— begin DATA SHOWN —
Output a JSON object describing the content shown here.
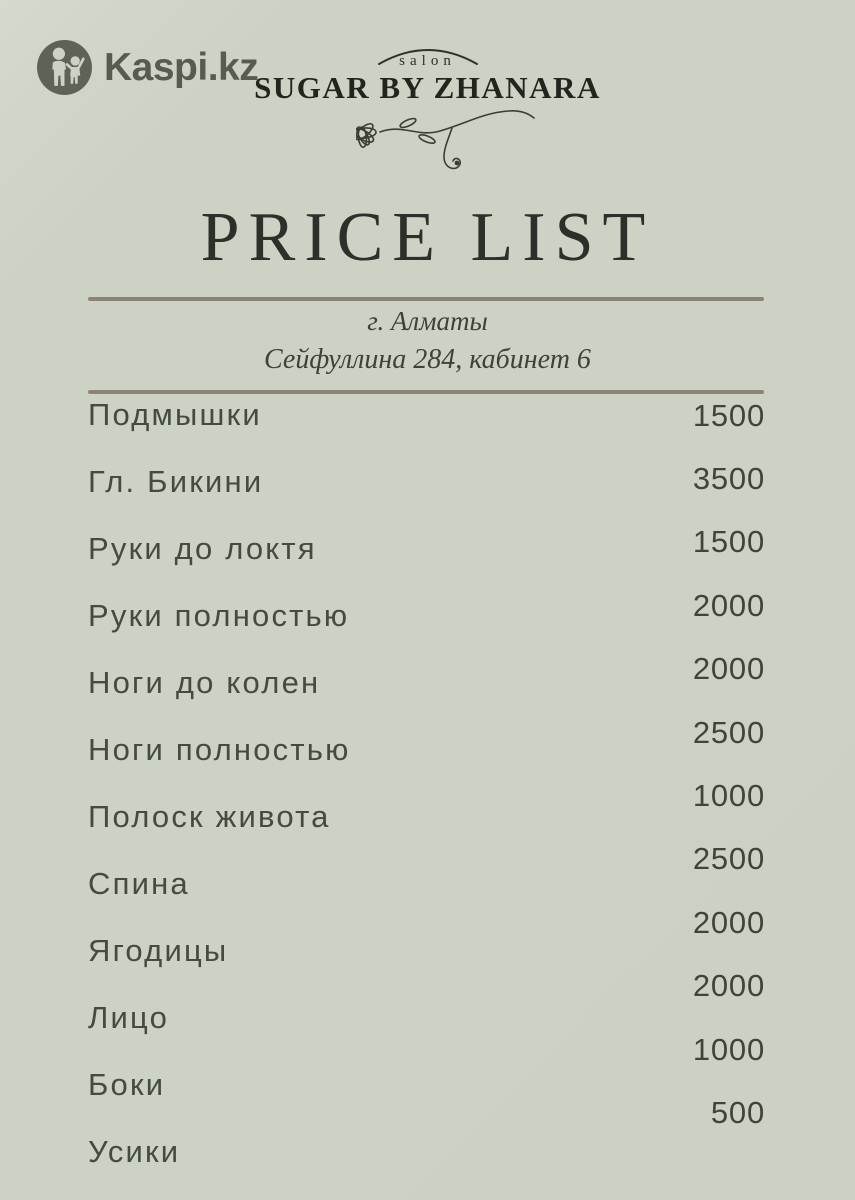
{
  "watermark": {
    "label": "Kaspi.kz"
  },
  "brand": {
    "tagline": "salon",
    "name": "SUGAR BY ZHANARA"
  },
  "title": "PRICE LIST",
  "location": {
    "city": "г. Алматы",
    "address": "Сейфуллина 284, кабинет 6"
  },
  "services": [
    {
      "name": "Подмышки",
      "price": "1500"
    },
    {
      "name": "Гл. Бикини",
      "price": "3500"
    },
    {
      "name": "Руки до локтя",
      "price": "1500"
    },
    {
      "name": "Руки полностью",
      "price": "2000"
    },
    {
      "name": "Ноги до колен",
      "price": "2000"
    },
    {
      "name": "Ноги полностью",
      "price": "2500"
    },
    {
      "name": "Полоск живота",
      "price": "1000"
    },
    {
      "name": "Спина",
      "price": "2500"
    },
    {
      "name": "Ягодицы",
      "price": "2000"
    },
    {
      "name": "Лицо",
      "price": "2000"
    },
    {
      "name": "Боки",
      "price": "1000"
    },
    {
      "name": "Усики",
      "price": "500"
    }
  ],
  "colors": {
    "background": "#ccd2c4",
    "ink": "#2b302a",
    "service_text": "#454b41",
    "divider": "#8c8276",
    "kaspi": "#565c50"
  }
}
— end DATA SHOWN —
Pictures in the data above should not be copied; transcribe everything else exactly.

Output a JSON object describing the content shown here.
{
  "watermark": {
    "label": "Kaspi.kz"
  },
  "brand": {
    "tagline": "salon",
    "name": "SUGAR BY ZHANARA"
  },
  "title": "PRICE LIST",
  "location": {
    "city": "г. Алматы",
    "address": "Сейфуллина 284, кабинет 6"
  },
  "services": [
    {
      "name": "Подмышки",
      "price": "1500"
    },
    {
      "name": "Гл. Бикини",
      "price": "3500"
    },
    {
      "name": "Руки до локтя",
      "price": "1500"
    },
    {
      "name": "Руки полностью",
      "price": "2000"
    },
    {
      "name": "Ноги до колен",
      "price": "2000"
    },
    {
      "name": "Ноги полностью",
      "price": "2500"
    },
    {
      "name": "Полоск живота",
      "price": "1000"
    },
    {
      "name": "Спина",
      "price": "2500"
    },
    {
      "name": "Ягодицы",
      "price": "2000"
    },
    {
      "name": "Лицо",
      "price": "2000"
    },
    {
      "name": "Боки",
      "price": "1000"
    },
    {
      "name": "Усики",
      "price": "500"
    }
  ],
  "colors": {
    "background": "#ccd2c4",
    "ink": "#2b302a",
    "service_text": "#454b41",
    "divider": "#8c8276",
    "kaspi": "#565c50"
  }
}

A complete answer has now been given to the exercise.